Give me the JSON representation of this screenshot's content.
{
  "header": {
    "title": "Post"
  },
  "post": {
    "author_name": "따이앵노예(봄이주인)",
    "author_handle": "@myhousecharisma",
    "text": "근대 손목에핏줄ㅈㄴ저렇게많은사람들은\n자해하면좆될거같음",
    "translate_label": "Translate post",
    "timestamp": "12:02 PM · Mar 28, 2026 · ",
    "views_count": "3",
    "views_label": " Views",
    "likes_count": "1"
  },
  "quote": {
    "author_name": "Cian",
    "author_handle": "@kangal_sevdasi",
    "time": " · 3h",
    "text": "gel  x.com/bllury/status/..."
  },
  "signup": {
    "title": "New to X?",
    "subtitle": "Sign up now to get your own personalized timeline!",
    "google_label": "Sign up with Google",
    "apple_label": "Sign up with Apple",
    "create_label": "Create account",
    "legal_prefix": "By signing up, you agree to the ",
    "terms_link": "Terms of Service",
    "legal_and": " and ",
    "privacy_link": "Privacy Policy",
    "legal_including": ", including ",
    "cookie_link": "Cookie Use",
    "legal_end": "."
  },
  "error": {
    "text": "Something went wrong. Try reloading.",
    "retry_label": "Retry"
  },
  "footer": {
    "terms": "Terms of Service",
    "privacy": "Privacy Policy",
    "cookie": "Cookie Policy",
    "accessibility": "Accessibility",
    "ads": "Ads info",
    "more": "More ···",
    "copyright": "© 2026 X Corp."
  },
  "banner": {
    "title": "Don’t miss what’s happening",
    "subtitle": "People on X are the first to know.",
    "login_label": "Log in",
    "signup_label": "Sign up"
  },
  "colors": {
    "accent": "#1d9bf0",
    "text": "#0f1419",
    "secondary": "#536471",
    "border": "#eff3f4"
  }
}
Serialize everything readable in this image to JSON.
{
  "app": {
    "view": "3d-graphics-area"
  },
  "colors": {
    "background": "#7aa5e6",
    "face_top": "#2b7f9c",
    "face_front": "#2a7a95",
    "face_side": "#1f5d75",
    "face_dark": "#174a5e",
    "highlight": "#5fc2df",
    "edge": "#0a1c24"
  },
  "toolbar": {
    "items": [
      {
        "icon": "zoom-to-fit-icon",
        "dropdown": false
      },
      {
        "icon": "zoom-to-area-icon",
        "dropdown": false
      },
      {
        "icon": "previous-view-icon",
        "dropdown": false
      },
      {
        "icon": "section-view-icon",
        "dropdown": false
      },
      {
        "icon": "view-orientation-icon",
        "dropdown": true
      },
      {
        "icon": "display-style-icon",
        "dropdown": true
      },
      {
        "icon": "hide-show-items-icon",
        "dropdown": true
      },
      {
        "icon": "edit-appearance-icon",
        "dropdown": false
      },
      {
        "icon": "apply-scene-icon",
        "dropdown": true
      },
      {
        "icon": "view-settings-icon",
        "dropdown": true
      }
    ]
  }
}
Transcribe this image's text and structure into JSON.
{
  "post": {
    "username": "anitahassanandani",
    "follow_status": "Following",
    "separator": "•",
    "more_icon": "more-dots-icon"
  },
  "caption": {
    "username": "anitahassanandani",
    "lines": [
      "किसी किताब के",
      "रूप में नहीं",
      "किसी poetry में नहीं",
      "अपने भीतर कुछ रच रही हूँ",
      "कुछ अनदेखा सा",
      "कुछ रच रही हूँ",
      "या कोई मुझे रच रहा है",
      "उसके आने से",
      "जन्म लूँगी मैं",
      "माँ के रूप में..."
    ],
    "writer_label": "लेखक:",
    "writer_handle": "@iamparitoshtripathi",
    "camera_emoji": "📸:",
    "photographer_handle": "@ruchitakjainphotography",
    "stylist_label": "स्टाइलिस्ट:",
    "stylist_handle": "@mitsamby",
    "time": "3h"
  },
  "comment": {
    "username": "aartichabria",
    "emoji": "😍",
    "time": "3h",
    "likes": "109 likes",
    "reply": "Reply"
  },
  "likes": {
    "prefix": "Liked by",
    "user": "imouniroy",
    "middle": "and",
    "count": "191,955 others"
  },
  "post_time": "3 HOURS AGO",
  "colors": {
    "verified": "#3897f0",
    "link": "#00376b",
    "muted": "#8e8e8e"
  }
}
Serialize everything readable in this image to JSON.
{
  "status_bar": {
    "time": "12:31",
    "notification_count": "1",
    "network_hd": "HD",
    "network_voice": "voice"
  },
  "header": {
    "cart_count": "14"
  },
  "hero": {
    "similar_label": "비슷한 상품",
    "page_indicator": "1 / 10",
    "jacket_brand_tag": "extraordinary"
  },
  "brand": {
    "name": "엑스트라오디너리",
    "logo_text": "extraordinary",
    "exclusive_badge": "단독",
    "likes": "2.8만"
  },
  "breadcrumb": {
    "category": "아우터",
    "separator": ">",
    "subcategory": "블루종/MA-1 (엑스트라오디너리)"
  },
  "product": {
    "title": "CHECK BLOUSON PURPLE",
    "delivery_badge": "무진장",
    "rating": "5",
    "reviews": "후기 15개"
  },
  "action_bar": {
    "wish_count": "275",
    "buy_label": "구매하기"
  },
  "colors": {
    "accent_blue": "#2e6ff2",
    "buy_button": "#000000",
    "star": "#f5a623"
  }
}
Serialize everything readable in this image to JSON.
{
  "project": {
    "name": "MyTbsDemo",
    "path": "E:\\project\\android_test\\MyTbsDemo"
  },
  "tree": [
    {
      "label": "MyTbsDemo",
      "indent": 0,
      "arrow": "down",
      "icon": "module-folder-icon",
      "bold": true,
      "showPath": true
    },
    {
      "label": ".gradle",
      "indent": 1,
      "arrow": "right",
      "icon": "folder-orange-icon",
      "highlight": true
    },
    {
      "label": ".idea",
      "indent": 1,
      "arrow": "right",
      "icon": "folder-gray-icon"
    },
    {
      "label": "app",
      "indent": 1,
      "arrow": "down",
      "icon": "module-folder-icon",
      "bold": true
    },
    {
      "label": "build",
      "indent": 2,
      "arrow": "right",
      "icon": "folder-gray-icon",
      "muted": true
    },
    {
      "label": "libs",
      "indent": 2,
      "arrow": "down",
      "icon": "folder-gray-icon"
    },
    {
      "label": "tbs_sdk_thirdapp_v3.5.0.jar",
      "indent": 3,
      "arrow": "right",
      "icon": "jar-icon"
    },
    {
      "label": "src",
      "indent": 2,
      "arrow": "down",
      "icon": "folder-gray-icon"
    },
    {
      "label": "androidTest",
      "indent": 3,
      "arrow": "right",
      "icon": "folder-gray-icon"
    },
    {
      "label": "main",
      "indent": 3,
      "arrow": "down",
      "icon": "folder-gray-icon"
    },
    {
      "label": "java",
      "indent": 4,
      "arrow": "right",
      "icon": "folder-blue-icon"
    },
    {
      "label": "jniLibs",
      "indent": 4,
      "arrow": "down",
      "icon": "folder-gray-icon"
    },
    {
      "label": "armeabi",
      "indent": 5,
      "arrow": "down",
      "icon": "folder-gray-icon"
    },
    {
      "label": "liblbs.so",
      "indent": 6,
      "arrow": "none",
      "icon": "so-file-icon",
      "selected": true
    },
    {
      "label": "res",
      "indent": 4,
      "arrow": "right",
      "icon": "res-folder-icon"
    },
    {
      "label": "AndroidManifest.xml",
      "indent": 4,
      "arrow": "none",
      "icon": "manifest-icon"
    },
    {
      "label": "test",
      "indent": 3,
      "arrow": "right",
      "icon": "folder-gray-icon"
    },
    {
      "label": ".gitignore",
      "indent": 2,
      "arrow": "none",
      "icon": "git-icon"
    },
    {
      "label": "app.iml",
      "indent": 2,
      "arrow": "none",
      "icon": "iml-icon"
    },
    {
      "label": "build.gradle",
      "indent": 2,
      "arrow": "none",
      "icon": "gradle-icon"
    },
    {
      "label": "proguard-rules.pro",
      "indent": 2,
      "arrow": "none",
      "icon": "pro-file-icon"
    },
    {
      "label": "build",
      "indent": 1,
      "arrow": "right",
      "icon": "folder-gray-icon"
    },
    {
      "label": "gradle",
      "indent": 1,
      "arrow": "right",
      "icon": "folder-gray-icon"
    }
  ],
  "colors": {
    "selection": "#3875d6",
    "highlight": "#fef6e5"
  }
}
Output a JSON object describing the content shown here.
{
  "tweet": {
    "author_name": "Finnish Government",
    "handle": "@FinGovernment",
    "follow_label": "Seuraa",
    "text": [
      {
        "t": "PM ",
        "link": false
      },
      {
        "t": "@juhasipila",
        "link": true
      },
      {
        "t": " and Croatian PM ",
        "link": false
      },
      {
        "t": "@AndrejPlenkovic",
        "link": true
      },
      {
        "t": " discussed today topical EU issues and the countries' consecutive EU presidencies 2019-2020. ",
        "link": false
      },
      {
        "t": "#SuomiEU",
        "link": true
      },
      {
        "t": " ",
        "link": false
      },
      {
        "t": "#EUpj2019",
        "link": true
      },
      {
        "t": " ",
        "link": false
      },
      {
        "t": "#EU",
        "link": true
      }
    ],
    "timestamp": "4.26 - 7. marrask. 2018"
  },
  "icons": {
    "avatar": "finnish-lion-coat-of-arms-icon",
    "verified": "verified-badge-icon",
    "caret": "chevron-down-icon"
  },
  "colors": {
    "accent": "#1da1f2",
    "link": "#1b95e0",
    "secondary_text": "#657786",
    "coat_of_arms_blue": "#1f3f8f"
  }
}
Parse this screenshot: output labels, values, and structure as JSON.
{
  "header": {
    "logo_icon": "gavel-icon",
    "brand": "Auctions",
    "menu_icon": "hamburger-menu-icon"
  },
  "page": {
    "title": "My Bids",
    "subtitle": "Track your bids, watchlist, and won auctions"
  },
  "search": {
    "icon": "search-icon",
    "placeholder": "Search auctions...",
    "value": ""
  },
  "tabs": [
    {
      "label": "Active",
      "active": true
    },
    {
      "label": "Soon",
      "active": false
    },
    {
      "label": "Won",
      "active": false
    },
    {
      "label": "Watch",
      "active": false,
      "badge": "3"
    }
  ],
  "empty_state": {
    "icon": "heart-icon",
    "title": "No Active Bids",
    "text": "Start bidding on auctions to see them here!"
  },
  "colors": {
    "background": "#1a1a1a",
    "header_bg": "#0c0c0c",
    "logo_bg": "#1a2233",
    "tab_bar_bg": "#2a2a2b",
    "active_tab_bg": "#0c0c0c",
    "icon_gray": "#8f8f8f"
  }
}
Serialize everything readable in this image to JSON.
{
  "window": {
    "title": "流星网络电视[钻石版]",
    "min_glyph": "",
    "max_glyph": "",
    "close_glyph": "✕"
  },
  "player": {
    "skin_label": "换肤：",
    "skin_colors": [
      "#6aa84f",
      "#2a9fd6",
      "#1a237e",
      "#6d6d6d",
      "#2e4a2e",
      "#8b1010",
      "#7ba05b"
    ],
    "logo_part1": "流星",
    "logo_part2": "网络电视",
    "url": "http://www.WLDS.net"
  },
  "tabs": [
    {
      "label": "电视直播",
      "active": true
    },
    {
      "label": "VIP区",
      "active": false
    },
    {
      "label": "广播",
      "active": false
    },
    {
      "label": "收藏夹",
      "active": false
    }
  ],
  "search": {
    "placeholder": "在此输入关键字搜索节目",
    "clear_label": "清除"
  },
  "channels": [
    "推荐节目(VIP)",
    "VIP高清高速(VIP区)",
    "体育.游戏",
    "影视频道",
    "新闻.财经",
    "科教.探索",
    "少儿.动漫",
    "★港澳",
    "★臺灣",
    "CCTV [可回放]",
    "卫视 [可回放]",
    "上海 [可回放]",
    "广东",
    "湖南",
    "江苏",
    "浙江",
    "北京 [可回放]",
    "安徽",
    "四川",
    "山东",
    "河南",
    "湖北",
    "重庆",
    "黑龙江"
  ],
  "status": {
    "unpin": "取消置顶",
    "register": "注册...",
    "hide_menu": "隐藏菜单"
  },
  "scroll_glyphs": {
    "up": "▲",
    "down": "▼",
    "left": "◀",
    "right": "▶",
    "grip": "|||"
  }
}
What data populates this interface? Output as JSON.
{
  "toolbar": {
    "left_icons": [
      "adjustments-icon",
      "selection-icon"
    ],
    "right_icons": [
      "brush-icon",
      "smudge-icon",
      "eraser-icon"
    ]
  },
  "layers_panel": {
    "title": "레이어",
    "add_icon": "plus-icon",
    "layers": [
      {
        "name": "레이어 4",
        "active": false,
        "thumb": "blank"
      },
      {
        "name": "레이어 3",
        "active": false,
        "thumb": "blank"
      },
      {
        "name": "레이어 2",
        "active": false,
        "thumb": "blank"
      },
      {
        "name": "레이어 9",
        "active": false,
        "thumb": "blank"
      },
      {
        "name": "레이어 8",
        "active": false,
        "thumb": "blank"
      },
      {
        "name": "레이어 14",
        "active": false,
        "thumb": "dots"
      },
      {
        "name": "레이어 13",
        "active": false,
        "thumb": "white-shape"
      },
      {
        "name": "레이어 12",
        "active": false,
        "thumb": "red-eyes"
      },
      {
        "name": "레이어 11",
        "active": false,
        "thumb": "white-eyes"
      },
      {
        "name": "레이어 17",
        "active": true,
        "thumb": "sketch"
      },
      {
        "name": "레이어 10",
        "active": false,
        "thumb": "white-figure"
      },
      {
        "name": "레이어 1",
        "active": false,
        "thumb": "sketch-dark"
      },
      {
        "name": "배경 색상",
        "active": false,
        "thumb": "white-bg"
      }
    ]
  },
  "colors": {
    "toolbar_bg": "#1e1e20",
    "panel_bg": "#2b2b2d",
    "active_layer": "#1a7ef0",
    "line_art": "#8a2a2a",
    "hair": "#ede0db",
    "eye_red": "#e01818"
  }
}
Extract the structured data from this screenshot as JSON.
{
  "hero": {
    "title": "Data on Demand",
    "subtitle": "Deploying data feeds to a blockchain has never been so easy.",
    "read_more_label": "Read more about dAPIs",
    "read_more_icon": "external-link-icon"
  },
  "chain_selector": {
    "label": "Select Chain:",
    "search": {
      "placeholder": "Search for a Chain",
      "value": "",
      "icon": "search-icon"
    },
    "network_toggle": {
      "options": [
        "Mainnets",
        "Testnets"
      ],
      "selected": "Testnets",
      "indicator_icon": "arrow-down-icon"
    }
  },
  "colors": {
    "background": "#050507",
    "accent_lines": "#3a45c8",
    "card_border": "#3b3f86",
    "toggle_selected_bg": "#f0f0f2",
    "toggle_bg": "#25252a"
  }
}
++++
→ **WORK REQUIRED**
Search the preceding listing for the word "timestamp" and pull out every line that holds it.

→ **FINAL RESULT**
    "timestamp": "12:02 PM · Mar 28, 2026 · ",
    "timestamp": "4.26 - 7. marrask. 2018"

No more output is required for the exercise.